● Task goal: Where a line of the material contains the string "color", copy that line.

● Available records:
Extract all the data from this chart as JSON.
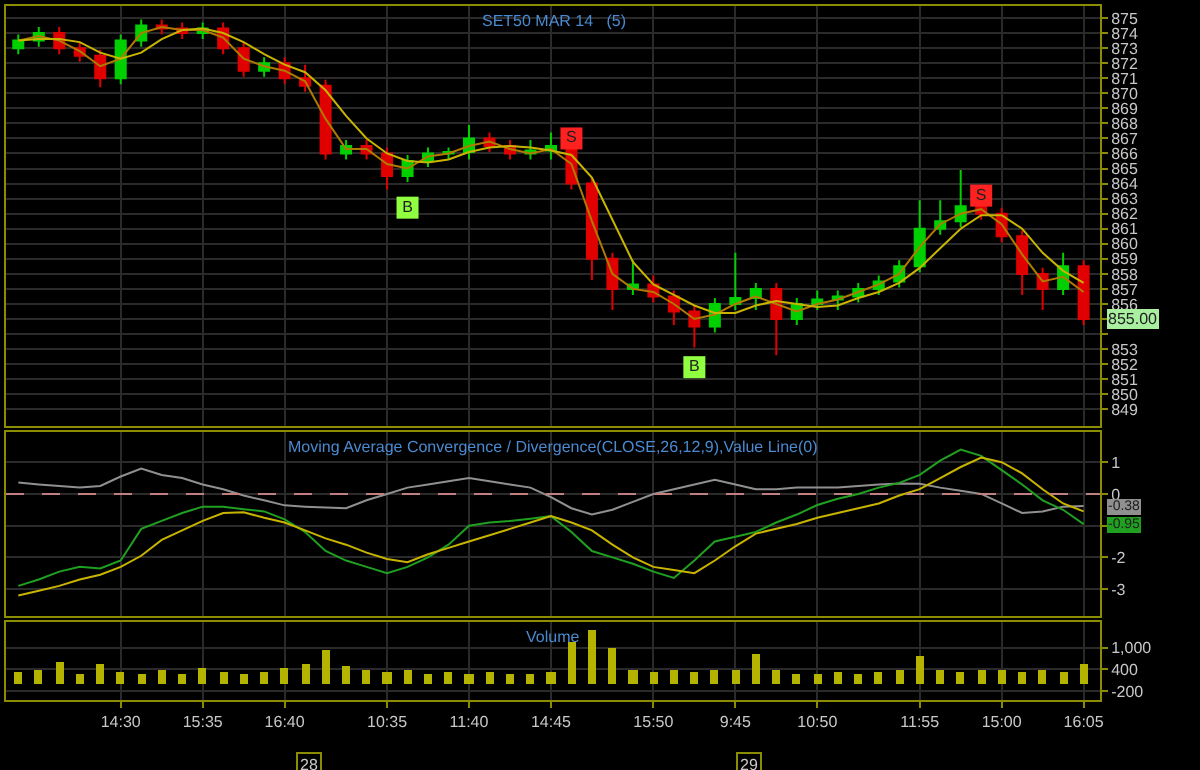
{
  "chart_data": [
    {
      "type": "candlestick",
      "title": "SET50 MAR 14   (5)",
      "tick_labels": "y",
      "grid": true,
      "categories": [
        null,
        null,
        null,
        null,
        null,
        null,
        null,
        null,
        null,
        null,
        null,
        null,
        null,
        null,
        null,
        null,
        null,
        null,
        null,
        null,
        null,
        null,
        null,
        null,
        null,
        null,
        null,
        null,
        null,
        null,
        null,
        null,
        null,
        null,
        null,
        null,
        null,
        null,
        null,
        null,
        null,
        null,
        null,
        null,
        null,
        null,
        null,
        null,
        null,
        null,
        null,
        null,
        null
      ],
      "ohlc": [
        [
          873.0,
          873.9,
          872.6,
          873.5
        ],
        [
          873.5,
          874.4,
          873.1,
          874.0
        ],
        [
          874.0,
          874.4,
          872.6,
          873.0
        ],
        [
          873.0,
          873.4,
          872.1,
          872.5
        ],
        [
          872.5,
          872.9,
          870.4,
          871.0
        ],
        [
          871.0,
          873.9,
          870.6,
          873.5
        ],
        [
          873.5,
          874.9,
          873.1,
          874.5
        ],
        [
          874.5,
          874.9,
          873.9,
          874.3
        ],
        [
          874.3,
          874.7,
          873.6,
          874.0
        ],
        [
          874.0,
          874.7,
          873.6,
          874.3
        ],
        [
          874.3,
          874.7,
          872.6,
          873.0
        ],
        [
          873.0,
          873.4,
          871.1,
          871.5
        ],
        [
          871.5,
          872.4,
          871.1,
          872.0
        ],
        [
          872.0,
          872.4,
          870.6,
          871.0
        ],
        [
          871.0,
          871.9,
          870.1,
          870.5
        ],
        [
          870.5,
          870.9,
          865.6,
          866.0
        ],
        [
          866.0,
          866.9,
          865.6,
          866.5
        ],
        [
          866.5,
          866.9,
          865.6,
          866.0
        ],
        [
          866.0,
          866.4,
          863.6,
          864.5
        ],
        [
          864.5,
          865.9,
          864.1,
          865.5
        ],
        [
          865.5,
          866.4,
          865.1,
          866.0
        ],
        [
          866.0,
          866.4,
          865.6,
          866.1
        ],
        [
          866.1,
          867.9,
          865.6,
          867.0
        ],
        [
          867.0,
          867.4,
          866.1,
          866.5
        ],
        [
          866.5,
          866.9,
          865.6,
          866.0
        ],
        [
          866.0,
          866.9,
          865.6,
          866.2
        ],
        [
          866.2,
          867.4,
          865.6,
          866.5
        ],
        [
          866.5,
          866.9,
          863.6,
          864.0
        ],
        [
          864.0,
          864.4,
          857.6,
          859.0
        ],
        [
          859.0,
          859.4,
          855.6,
          857.0
        ],
        [
          857.0,
          858.9,
          856.6,
          857.3
        ],
        [
          857.3,
          857.9,
          856.1,
          856.5
        ],
        [
          856.5,
          856.9,
          854.6,
          855.5
        ],
        [
          855.5,
          855.9,
          853.1,
          854.5
        ],
        [
          854.5,
          856.4,
          854.1,
          856.0
        ],
        [
          856.0,
          859.4,
          855.6,
          856.4
        ],
        [
          856.4,
          857.4,
          855.6,
          857.0
        ],
        [
          857.0,
          857.4,
          852.6,
          855.0
        ],
        [
          855.0,
          856.4,
          854.6,
          856.0
        ],
        [
          856.0,
          856.9,
          855.6,
          856.3
        ],
        [
          856.3,
          856.9,
          855.6,
          856.5
        ],
        [
          856.5,
          857.4,
          856.1,
          857.0
        ],
        [
          857.0,
          857.9,
          856.6,
          857.5
        ],
        [
          857.5,
          858.9,
          857.1,
          858.5
        ],
        [
          858.5,
          862.9,
          858.1,
          861.0
        ],
        [
          861.0,
          862.9,
          860.6,
          861.5
        ],
        [
          861.5,
          864.9,
          861.1,
          862.5
        ],
        [
          862.5,
          863.9,
          861.6,
          862.0
        ],
        [
          862.0,
          862.4,
          860.1,
          860.5
        ],
        [
          860.5,
          860.9,
          856.6,
          858.0
        ],
        [
          858.0,
          858.4,
          855.6,
          857.0
        ],
        [
          857.0,
          859.4,
          856.6,
          858.5
        ],
        [
          858.5,
          858.9,
          854.6,
          855.0
        ]
      ],
      "series": [
        {
          "type": "line",
          "color": "#b07a00",
          "values": [
            873.5,
            873.8,
            873.5,
            872.8,
            871.8,
            872.3,
            874.0,
            874.4,
            874.2,
            874.2,
            873.7,
            872.3,
            871.8,
            871.5,
            870.8,
            868.3,
            866.3,
            866.3,
            865.3,
            865.0,
            865.8,
            866.0,
            866.5,
            866.8,
            866.3,
            866.0,
            866.3,
            865.3,
            861.5,
            858.0,
            857.0,
            856.8,
            856.0,
            855.0,
            855.3,
            856.0,
            856.5,
            856.0,
            855.5,
            856.0,
            856.3,
            856.8,
            857.3,
            858.0,
            859.8,
            861.3,
            862.0,
            862.3,
            861.3,
            859.3,
            857.5,
            857.8,
            856.8
          ]
        },
        {
          "type": "line",
          "color": "#c8b400",
          "values": [
            873.5,
            873.6,
            873.6,
            873.4,
            872.7,
            872.3,
            872.7,
            873.6,
            874.2,
            874.3,
            874.0,
            873.4,
            872.6,
            871.9,
            871.4,
            870.2,
            868.5,
            867.0,
            866.0,
            865.5,
            865.4,
            865.6,
            866.1,
            866.4,
            866.5,
            866.4,
            866.2,
            865.9,
            864.4,
            861.6,
            858.8,
            857.3,
            856.6,
            855.9,
            855.4,
            855.4,
            855.9,
            856.2,
            856.0,
            855.8,
            855.9,
            856.4,
            856.8,
            857.4,
            858.4,
            859.7,
            861.0,
            861.9,
            861.9,
            861.0,
            859.4,
            858.2,
            857.4
          ]
        },
        {
          "type": "scatter",
          "color": "#90ff40",
          "marker": "square",
          "values": [
            null,
            null,
            null,
            null,
            null,
            null,
            null,
            null,
            null,
            null,
            null,
            null,
            null,
            null,
            null,
            null,
            null,
            null,
            null,
            862.4,
            null,
            null,
            null,
            null,
            null,
            null,
            null,
            null,
            null,
            null,
            null,
            null,
            null,
            851.8,
            null,
            null,
            null,
            null,
            null,
            null,
            null,
            null,
            null,
            null,
            null,
            null,
            null,
            null,
            null,
            null,
            null,
            null,
            null
          ],
          "value_labels": [
            null,
            null,
            null,
            null,
            null,
            null,
            null,
            null,
            null,
            null,
            null,
            null,
            null,
            null,
            null,
            null,
            null,
            null,
            null,
            "B",
            null,
            null,
            null,
            null,
            null,
            null,
            null,
            null,
            null,
            null,
            null,
            null,
            null,
            "B",
            null,
            null,
            null,
            null,
            null,
            null,
            null,
            null,
            null,
            null,
            null,
            null,
            null,
            null,
            null,
            null,
            null,
            null,
            null
          ]
        },
        {
          "type": "scatter",
          "color": "#ff2020",
          "marker": "square",
          "values": [
            null,
            null,
            null,
            null,
            null,
            null,
            null,
            null,
            null,
            null,
            null,
            null,
            null,
            null,
            null,
            null,
            null,
            null,
            null,
            null,
            null,
            null,
            null,
            null,
            null,
            null,
            null,
            867.0,
            null,
            null,
            null,
            null,
            null,
            null,
            null,
            null,
            null,
            null,
            null,
            null,
            null,
            null,
            null,
            null,
            null,
            null,
            null,
            863.2,
            null,
            null,
            null,
            null,
            null
          ],
          "value_labels": [
            null,
            null,
            null,
            null,
            null,
            null,
            null,
            null,
            null,
            null,
            null,
            null,
            null,
            null,
            null,
            null,
            null,
            null,
            null,
            null,
            null,
            null,
            null,
            null,
            null,
            null,
            null,
            "S",
            null,
            null,
            null,
            null,
            null,
            null,
            null,
            null,
            null,
            null,
            null,
            null,
            null,
            null,
            null,
            null,
            null,
            null,
            null,
            "S",
            null,
            null,
            null,
            null,
            null
          ]
        }
      ],
      "ylim": [
        847.9,
        875.8
      ],
      "yticks": [
        849,
        850,
        851,
        852,
        853,
        {
          "value": 854,
          "label": null
        },
        {
          "value": 855,
          "label": null
        },
        856,
        857,
        858,
        859,
        860,
        861,
        862,
        863,
        864,
        865,
        866,
        867,
        868,
        869,
        870,
        871,
        872,
        873,
        874,
        875
      ],
      "annotations": [
        "855.00"
      ]
    },
    {
      "type": "line",
      "title": "Moving Average Convergence / Divergence(CLOSE,26,12,9),Value Line(0)",
      "tick_labels": "y",
      "grid": true,
      "categories": [
        null,
        null,
        null,
        null,
        null,
        null,
        null,
        null,
        null,
        null,
        null,
        null,
        null,
        null,
        null,
        null,
        null,
        null,
        null,
        null,
        null,
        null,
        null,
        null,
        null,
        null,
        null,
        null,
        null,
        null,
        null,
        null,
        null,
        null,
        null,
        null,
        null,
        null,
        null,
        null,
        null,
        null,
        null,
        null,
        null,
        null,
        null,
        null,
        null,
        null,
        null,
        null,
        null
      ],
      "series": [
        {
          "color": "#909090",
          "values": [
            0.36,
            0.3,
            0.25,
            0.2,
            0.25,
            0.55,
            0.8,
            0.6,
            0.5,
            0.3,
            0.15,
            -0.05,
            -0.2,
            -0.36,
            -0.4,
            -0.43,
            -0.45,
            -0.2,
            0.0,
            0.2,
            0.3,
            0.4,
            0.5,
            0.4,
            0.3,
            0.2,
            -0.1,
            -0.45,
            -0.65,
            -0.5,
            -0.25,
            0.0,
            0.15,
            0.3,
            0.45,
            0.3,
            0.15,
            0.15,
            0.2,
            0.2,
            0.2,
            0.25,
            0.3,
            0.33,
            0.32,
            0.2,
            0.1,
            0.0,
            -0.3,
            -0.6,
            -0.55,
            -0.4,
            -0.38
          ]
        },
        {
          "color": "#20a020",
          "values": [
            -2.9,
            -2.7,
            -2.45,
            -2.3,
            -2.35,
            -2.1,
            -1.1,
            -0.85,
            -0.6,
            -0.4,
            -0.4,
            -0.48,
            -0.55,
            -0.8,
            -1.2,
            -1.8,
            -2.1,
            -2.3,
            -2.5,
            -2.3,
            -2.0,
            -1.6,
            -1.0,
            -0.9,
            -0.85,
            -0.78,
            -0.7,
            -1.2,
            -1.8,
            -2.0,
            -2.2,
            -2.45,
            -2.65,
            -2.1,
            -1.5,
            -1.35,
            -1.2,
            -0.9,
            -0.65,
            -0.35,
            -0.15,
            0.0,
            0.2,
            0.35,
            0.6,
            1.05,
            1.4,
            1.2,
            0.75,
            0.3,
            -0.2,
            -0.5,
            -0.95
          ]
        },
        {
          "color": "#c8b400",
          "values": [
            -3.2,
            -3.05,
            -2.9,
            -2.7,
            -2.55,
            -2.3,
            -1.95,
            -1.45,
            -1.15,
            -0.85,
            -0.6,
            -0.58,
            -0.75,
            -0.9,
            -1.15,
            -1.4,
            -1.6,
            -1.85,
            -2.05,
            -2.15,
            -1.9,
            -1.7,
            -1.5,
            -1.3,
            -1.1,
            -0.9,
            -0.7,
            -0.9,
            -1.15,
            -1.6,
            -2.0,
            -2.3,
            -2.4,
            -2.5,
            -2.1,
            -1.65,
            -1.25,
            -1.1,
            -0.95,
            -0.75,
            -0.6,
            -0.45,
            -0.3,
            -0.05,
            0.15,
            0.5,
            0.85,
            1.15,
            1.0,
            0.65,
            0.15,
            -0.3,
            -0.55
          ]
        }
      ],
      "ylim": [
        -3.85,
        1.95
      ],
      "yticks": [
        1,
        0,
        {
          "value": -1,
          "label": null
        },
        -2,
        -3
      ],
      "ref_lines": [
        {
          "axis": "y",
          "value": 0,
          "color": "#c08080",
          "line_style": "dashed"
        }
      ],
      "annotations": [
        "-0.38",
        "-0.95"
      ]
    },
    {
      "type": "bar",
      "title": "Volume",
      "color": "#b4b400",
      "grid": true,
      "categories": [
        null,
        null,
        null,
        null,
        null,
        "14:30",
        null,
        null,
        null,
        "15:35",
        null,
        null,
        null,
        "16:40",
        null,
        null,
        null,
        null,
        "10:35",
        null,
        null,
        null,
        "11:40",
        null,
        null,
        null,
        "14:45",
        null,
        null,
        null,
        null,
        "15:50",
        null,
        null,
        null,
        "9:45",
        null,
        null,
        null,
        "10:50",
        null,
        null,
        null,
        null,
        "11:55",
        null,
        null,
        null,
        "15:00",
        null,
        null,
        null,
        "16:05"
      ],
      "values": [
        300,
        350,
        600,
        250,
        550,
        300,
        250,
        400,
        250,
        450,
        300,
        250,
        300,
        450,
        550,
        900,
        500,
        400,
        300,
        350,
        250,
        300,
        250,
        300,
        250,
        250,
        300,
        1150,
        1500,
        1000,
        350,
        300,
        350,
        300,
        400,
        350,
        800,
        350,
        250,
        250,
        300,
        250,
        300,
        350,
        750,
        400,
        300,
        350,
        400,
        300,
        350,
        300,
        550
      ],
      "ylim": [
        -450,
        1700
      ],
      "yticks": [
        {
          "value": 1000,
          "label": "1,000"
        },
        400,
        -200
      ],
      "annotations": [
        "28",
        "29"
      ]
    }
  ]
}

● The result:
          "color": "#b07a00",
          "color": "#c8b400",
          "color": "#90ff40",
          "color": "#ff2020",
          "color": "#909090",
          "color": "#20a020",
          "color": "#c8b400",
          "color": "#c08080",
      "color": "#b4b400",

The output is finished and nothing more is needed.